**RAW DATA:**

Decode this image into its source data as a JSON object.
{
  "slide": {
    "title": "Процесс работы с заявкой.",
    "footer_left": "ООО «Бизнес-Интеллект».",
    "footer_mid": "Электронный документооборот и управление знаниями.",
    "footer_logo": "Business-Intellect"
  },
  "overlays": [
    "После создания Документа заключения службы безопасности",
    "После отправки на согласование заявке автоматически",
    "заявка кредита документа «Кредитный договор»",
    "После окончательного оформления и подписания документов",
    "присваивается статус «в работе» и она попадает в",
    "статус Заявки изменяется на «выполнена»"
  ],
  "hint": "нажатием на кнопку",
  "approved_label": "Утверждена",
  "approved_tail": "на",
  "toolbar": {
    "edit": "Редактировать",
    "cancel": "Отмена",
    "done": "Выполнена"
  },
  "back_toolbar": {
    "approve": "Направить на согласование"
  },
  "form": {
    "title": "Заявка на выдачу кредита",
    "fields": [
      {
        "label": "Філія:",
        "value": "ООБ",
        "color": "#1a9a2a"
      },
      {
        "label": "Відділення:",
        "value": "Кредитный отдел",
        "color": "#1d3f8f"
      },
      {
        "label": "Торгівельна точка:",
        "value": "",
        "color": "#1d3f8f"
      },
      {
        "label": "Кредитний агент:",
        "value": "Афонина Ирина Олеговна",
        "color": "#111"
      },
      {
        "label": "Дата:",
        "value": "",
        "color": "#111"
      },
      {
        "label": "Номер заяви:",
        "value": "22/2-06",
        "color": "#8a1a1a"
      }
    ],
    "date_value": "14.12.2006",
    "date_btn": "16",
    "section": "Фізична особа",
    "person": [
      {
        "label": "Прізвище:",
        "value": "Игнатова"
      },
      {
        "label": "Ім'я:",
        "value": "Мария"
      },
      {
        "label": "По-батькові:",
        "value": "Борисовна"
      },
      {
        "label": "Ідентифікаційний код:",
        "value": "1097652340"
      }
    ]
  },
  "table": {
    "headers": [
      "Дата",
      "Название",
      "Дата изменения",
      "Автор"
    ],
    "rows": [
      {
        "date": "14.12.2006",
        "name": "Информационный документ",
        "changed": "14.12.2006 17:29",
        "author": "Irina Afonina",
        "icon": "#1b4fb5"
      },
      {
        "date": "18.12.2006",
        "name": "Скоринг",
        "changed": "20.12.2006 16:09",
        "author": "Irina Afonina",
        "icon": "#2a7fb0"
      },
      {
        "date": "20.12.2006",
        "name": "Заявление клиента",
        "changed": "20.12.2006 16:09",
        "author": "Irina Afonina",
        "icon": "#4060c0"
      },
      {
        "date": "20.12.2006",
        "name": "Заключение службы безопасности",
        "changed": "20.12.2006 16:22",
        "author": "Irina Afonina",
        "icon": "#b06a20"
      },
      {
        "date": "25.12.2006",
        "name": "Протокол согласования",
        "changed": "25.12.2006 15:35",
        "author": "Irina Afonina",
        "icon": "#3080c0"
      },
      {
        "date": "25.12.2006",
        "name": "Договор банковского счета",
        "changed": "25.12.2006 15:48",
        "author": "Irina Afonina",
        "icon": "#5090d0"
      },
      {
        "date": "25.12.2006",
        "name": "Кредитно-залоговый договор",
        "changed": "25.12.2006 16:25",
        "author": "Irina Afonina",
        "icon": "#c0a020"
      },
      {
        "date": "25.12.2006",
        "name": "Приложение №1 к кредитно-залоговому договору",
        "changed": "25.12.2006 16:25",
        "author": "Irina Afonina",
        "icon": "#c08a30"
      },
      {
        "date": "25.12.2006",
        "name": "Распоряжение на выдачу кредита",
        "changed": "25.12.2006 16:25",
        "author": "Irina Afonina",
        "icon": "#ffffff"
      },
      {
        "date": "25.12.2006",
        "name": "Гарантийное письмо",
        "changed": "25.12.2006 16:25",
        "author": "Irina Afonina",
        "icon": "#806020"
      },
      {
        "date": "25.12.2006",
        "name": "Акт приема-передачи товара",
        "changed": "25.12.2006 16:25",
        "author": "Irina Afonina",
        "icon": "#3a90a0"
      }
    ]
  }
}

**TASK REQUIREMENTS:**
Look through the entries above for the word "name". Copy every line where it shows up.

**PROBLEM SOLUTION:**
        "name": "Информационный документ",
        "name": "Скоринг",
        "name": "Заявление клиента",
        "name": "Заключение службы безопасности",
        "name": "Протокол согласования",
        "name": "Договор банковского счета",
        "name": "Кредитно-залоговый договор",
        "name": "Приложение №1 к кредитно-залоговому договору",
        "name": "Распоряжение на выдачу кредита",
        "name": "Гарантийное письмо",
        "name": "Акт приема-передачи товара",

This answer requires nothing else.